----- DATASET CONTENT

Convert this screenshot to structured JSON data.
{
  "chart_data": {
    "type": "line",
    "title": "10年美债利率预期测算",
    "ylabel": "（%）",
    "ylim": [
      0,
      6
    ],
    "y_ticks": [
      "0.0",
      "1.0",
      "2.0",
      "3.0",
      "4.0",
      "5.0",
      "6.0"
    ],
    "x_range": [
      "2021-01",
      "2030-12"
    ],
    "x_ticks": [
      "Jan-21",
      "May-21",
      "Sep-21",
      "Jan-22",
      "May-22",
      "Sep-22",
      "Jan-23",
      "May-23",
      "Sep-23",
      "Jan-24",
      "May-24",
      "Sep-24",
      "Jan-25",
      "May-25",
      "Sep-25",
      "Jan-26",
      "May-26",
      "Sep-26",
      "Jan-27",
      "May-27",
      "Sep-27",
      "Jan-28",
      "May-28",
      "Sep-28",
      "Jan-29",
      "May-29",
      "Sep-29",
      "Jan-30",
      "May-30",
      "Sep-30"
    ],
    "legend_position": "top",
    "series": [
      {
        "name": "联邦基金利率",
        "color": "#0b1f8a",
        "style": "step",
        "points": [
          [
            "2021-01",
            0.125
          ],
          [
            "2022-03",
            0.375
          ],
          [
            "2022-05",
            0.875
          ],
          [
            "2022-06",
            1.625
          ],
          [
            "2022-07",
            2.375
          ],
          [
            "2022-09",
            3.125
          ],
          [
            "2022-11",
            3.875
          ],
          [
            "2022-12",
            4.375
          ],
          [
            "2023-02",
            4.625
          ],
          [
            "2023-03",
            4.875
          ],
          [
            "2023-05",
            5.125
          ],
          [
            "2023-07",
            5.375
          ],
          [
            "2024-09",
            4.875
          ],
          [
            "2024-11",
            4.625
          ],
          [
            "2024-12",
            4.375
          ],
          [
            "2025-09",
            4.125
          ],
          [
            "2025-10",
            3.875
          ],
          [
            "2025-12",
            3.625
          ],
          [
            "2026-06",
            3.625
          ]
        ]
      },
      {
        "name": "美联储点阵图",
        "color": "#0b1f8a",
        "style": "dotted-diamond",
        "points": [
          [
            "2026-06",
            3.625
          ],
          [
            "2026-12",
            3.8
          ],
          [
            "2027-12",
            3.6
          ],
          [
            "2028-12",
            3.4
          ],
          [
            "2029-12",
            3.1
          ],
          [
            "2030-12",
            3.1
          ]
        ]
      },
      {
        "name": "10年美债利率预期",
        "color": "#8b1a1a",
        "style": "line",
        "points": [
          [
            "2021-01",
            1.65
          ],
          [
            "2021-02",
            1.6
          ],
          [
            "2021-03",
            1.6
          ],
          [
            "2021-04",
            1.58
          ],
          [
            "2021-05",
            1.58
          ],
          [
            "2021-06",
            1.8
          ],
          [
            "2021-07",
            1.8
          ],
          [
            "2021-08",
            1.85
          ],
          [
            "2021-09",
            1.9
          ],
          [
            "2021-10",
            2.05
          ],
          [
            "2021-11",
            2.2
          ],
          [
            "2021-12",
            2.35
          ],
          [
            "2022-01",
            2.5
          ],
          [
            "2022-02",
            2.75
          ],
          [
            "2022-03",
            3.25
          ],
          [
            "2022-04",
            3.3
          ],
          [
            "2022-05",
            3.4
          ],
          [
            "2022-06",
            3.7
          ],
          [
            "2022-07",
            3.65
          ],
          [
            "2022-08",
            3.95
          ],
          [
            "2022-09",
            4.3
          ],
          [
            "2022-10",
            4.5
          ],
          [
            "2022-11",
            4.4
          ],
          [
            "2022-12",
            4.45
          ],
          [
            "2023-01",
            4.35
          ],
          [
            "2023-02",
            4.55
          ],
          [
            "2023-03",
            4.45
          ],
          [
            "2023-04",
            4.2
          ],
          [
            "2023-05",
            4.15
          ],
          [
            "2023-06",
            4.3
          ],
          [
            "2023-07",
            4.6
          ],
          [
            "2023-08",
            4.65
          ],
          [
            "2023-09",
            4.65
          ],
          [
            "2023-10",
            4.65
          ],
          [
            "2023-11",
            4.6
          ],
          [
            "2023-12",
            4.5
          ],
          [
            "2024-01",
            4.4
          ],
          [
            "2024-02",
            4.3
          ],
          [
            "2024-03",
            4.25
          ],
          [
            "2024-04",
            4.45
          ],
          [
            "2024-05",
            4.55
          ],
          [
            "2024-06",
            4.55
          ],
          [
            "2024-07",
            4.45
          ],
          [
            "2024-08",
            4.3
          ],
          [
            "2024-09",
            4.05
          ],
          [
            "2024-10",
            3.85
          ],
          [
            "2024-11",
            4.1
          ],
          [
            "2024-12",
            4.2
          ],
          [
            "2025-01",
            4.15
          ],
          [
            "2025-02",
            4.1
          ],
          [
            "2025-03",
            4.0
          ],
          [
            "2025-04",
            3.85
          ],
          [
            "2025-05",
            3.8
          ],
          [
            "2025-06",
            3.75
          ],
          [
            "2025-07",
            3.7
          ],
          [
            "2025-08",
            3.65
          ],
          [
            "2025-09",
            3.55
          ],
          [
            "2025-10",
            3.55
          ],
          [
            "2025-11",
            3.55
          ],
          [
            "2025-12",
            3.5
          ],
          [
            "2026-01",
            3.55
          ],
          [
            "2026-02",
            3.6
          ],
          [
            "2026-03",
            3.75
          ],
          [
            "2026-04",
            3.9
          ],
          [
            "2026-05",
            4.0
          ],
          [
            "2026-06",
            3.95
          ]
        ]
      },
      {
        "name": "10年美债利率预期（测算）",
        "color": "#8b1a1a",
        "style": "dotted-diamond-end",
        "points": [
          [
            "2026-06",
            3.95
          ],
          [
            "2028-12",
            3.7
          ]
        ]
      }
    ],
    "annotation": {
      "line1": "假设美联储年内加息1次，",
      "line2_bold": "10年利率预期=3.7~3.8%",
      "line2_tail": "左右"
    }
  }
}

----------

DO THIS: Above are the records; retype them all without a single difference.

CORRECT RESPONSE:
Convert this screenshot to structured JSON data.
{
  "chart_data": {
    "type": "line",
    "title": "10年美债利率预期测算",
    "ylabel": "（%）",
    "ylim": [
      0,
      6
    ],
    "y_ticks": [
      "0.0",
      "1.0",
      "2.0",
      "3.0",
      "4.0",
      "5.0",
      "6.0"
    ],
    "x_range": [
      "2021-01",
      "2030-12"
    ],
    "x_ticks": [
      "Jan-21",
      "May-21",
      "Sep-21",
      "Jan-22",
      "May-22",
      "Sep-22",
      "Jan-23",
      "May-23",
      "Sep-23",
      "Jan-24",
      "May-24",
      "Sep-24",
      "Jan-25",
      "May-25",
      "Sep-25",
      "Jan-26",
      "May-26",
      "Sep-26",
      "Jan-27",
      "May-27",
      "Sep-27",
      "Jan-28",
      "May-28",
      "Sep-28",
      "Jan-29",
      "May-29",
      "Sep-29",
      "Jan-30",
      "May-30",
      "Sep-30"
    ],
    "legend_position": "top",
    "series": [
      {
        "name": "联邦基金利率",
        "color": "#0b1f8a",
        "style": "step",
        "points": [
          [
            "2021-01",
            0.125
          ],
          [
            "2022-03",
            0.375
          ],
          [
            "2022-05",
            0.875
          ],
          [
            "2022-06",
            1.625
          ],
          [
            "2022-07",
            2.375
          ],
          [
            "2022-09",
            3.125
          ],
          [
            "2022-11",
            3.875
          ],
          [
            "2022-12",
            4.375
          ],
          [
            "2023-02",
            4.625
          ],
          [
            "2023-03",
            4.875
          ],
          [
            "2023-05",
            5.125
          ],
          [
            "2023-07",
            5.375
          ],
          [
            "2024-09",
            4.875
          ],
          [
            "2024-11",
            4.625
          ],
          [
            "2024-12",
            4.375
          ],
          [
            "2025-09",
            4.125
          ],
          [
            "2025-10",
            3.875
          ],
          [
            "2025-12",
            3.625
          ],
          [
            "2026-06",
            3.625
          ]
        ]
      },
      {
        "name": "美联储点阵图",
        "color": "#0b1f8a",
        "style": "dotted-diamond",
        "points": [
          [
            "2026-06",
            3.625
          ],
          [
            "2026-12",
            3.8
          ],
          [
            "2027-12",
            3.6
          ],
          [
            "2028-12",
            3.4
          ],
          [
            "2029-12",
            3.1
          ],
          [
            "2030-12",
            3.1
          ]
        ]
      },
      {
        "name": "10年美债利率预期",
        "color": "#8b1a1a",
        "style": "line",
        "points": [
          [
            "2021-01",
            1.65
          ],
          [
            "2021-02",
            1.6
          ],
          [
            "2021-03",
            1.6
          ],
          [
            "2021-04",
            1.58
          ],
          [
            "2021-05",
            1.58
          ],
          [
            "2021-06",
            1.8
          ],
          [
            "2021-07",
            1.8
          ],
          [
            "2021-08",
            1.85
          ],
          [
            "2021-09",
            1.9
          ],
          [
            "2021-10",
            2.05
          ],
          [
            "2021-11",
            2.2
          ],
          [
            "2021-12",
            2.35
          ],
          [
            "2022-01",
            2.5
          ],
          [
            "2022-02",
            2.75
          ],
          [
            "2022-03",
            3.25
          ],
          [
            "2022-04",
            3.3
          ],
          [
            "2022-05",
            3.4
          ],
          [
            "2022-06",
            3.7
          ],
          [
            "2022-07",
            3.65
          ],
          [
            "2022-08",
            3.95
          ],
          [
            "2022-09",
            4.3
          ],
          [
            "2022-10",
            4.5
          ],
          [
            "2022-11",
            4.4
          ],
          [
            "2022-12",
            4.45
          ],
          [
            "2023-01",
            4.35
          ],
          [
            "2023-02",
            4.55
          ],
          [
            "2023-03",
            4.45
          ],
          [
            "2023-04",
            4.2
          ],
          [
            "2023-05",
            4.15
          ],
          [
            "2023-06",
            4.3
          ],
          [
            "2023-07",
            4.6
          ],
          [
            "2023-08",
            4.65
          ],
          [
            "2023-09",
            4.65
          ],
          [
            "2023-10",
            4.65
          ],
          [
            "2023-11",
            4.6
          ],
          [
            "2023-12",
            4.5
          ],
          [
            "2024-01",
            4.4
          ],
          [
            "2024-02",
            4.3
          ],
          [
            "2024-03",
            4.25
          ],
          [
            "2024-04",
            4.45
          ],
          [
            "2024-05",
            4.55
          ],
          [
            "2024-06",
            4.55
          ],
          [
            "2024-07",
            4.45
          ],
          [
            "2024-08",
            4.3
          ],
          [
            "2024-09",
            4.05
          ],
          [
            "2024-10",
            3.85
          ],
          [
            "2024-11",
            4.1
          ],
          [
            "2024-12",
            4.2
          ],
          [
            "2025-01",
            4.15
          ],
          [
            "2025-02",
            4.1
          ],
          [
            "2025-03",
            4.0
          ],
          [
            "2025-04",
            3.85
          ],
          [
            "2025-05",
            3.8
          ],
          [
            "2025-06",
            3.75
          ],
          [
            "2025-07",
            3.7
          ],
          [
            "2025-08",
            3.65
          ],
          [
            "2025-09",
            3.55
          ],
          [
            "2025-10",
            3.55
          ],
          [
            "2025-11",
            3.55
          ],
          [
            "2025-12",
            3.5
          ],
          [
            "2026-01",
            3.55
          ],
          [
            "2026-02",
            3.6
          ],
          [
            "2026-03",
            3.75
          ],
          [
            "2026-04",
            3.9
          ],
          [
            "2026-05",
            4.0
          ],
          [
            "2026-06",
            3.95
          ]
        ]
      },
      {
        "name": "10年美债利率预期（测算）",
        "color": "#8b1a1a",
        "style": "dotted-diamond-end",
        "points": [
          [
            "2026-06",
            3.95
          ],
          [
            "2028-12",
            3.7
          ]
        ]
      }
    ],
    "annotation": {
      "line1": "假设美联储年内加息1次，",
      "line2_bold": "10年利率预期=3.7~3.8%",
      "line2_tail": "左右"
    }
  }
}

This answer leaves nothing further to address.